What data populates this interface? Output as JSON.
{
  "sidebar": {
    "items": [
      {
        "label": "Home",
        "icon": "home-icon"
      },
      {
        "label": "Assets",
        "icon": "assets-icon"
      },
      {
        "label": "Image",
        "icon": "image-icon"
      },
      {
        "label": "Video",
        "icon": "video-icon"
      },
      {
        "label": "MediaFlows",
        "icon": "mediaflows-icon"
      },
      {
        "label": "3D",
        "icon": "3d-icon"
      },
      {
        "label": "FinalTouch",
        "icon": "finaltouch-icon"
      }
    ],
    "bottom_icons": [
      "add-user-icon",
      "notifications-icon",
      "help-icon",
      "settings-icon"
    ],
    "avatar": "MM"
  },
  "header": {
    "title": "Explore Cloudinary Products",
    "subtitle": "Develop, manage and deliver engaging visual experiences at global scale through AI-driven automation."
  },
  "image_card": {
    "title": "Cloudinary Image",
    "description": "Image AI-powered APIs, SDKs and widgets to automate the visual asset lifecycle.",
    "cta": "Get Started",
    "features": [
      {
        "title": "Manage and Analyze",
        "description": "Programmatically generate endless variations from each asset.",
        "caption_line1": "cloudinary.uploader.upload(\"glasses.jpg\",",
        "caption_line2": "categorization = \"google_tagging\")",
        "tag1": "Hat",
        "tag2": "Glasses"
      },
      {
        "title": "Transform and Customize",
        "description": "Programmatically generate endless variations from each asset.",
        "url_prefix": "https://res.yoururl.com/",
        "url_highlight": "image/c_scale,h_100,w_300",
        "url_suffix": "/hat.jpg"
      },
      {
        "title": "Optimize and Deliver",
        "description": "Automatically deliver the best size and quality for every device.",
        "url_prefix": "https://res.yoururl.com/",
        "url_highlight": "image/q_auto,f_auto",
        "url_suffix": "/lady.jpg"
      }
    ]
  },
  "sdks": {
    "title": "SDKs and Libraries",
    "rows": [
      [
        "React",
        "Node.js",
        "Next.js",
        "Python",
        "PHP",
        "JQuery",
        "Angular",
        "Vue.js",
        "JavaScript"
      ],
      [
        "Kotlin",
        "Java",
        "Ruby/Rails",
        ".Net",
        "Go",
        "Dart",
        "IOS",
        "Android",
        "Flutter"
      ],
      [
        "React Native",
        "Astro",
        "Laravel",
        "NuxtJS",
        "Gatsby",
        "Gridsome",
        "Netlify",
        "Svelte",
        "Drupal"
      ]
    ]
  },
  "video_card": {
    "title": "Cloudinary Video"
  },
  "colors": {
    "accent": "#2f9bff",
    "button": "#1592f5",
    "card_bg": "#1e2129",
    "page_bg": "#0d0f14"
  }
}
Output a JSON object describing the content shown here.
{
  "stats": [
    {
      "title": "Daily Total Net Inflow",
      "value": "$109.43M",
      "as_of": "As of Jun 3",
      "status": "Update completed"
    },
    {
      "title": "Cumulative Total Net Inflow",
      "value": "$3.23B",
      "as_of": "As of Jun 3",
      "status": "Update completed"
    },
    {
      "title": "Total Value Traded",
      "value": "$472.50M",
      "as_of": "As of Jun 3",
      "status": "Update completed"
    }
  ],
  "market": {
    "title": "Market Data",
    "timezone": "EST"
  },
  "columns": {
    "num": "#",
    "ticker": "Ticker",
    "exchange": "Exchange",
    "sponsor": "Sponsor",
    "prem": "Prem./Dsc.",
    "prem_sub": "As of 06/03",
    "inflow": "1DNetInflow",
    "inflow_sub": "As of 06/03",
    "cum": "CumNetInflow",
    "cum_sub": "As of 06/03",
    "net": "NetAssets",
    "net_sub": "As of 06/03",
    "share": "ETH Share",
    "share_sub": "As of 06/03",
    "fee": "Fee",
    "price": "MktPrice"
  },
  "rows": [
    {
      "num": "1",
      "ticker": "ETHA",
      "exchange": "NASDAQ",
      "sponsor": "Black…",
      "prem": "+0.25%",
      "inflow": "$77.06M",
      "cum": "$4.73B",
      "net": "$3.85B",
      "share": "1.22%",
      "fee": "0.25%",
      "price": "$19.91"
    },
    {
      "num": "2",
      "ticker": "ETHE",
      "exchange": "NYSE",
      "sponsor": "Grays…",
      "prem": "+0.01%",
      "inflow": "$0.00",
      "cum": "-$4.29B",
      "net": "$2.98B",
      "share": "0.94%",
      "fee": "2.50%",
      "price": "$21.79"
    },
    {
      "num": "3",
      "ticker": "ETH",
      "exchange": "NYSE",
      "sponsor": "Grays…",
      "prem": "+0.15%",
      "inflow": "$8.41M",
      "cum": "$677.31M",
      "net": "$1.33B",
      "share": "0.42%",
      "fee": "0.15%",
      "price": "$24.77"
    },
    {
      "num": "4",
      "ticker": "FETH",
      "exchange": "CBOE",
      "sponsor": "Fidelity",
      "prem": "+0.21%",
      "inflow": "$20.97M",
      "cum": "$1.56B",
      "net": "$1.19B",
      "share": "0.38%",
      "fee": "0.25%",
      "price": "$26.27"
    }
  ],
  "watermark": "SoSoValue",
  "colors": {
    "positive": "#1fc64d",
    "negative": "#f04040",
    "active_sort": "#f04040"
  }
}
________
** WORK TO DO **
Keep only those lines of the records that hold "visual", and return them.

** THE ANSWER **
    "subtitle": "Develop, manage and deliver engaging visual experiences at global scale through AI-driven automation."
    "description": "Image AI-powered APIs, SDKs and widgets to automate the visual asset lifecycle.",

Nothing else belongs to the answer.